> Data lines

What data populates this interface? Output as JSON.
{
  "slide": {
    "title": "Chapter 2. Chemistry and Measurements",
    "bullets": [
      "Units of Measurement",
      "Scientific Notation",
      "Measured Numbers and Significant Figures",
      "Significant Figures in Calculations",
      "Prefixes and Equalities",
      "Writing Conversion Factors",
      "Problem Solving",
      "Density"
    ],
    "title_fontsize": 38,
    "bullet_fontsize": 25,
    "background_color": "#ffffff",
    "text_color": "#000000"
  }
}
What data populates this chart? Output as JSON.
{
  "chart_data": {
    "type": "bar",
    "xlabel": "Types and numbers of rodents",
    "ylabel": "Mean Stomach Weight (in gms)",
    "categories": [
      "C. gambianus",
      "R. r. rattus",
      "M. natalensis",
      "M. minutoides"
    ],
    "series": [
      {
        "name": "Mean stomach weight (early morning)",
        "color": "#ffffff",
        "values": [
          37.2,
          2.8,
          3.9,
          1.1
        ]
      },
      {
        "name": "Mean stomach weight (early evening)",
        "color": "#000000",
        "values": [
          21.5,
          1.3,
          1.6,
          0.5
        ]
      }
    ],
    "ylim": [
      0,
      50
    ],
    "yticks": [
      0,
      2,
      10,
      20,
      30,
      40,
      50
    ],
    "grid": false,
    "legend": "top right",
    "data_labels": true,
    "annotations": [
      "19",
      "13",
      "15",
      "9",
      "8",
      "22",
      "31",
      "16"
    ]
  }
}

> What the task asks
Pick out and copy the lines of the entries that hold the string "this".

> Answer to the exercise
What data populates this interface? Output as JSON.
What data populates this chart? Output as JSON.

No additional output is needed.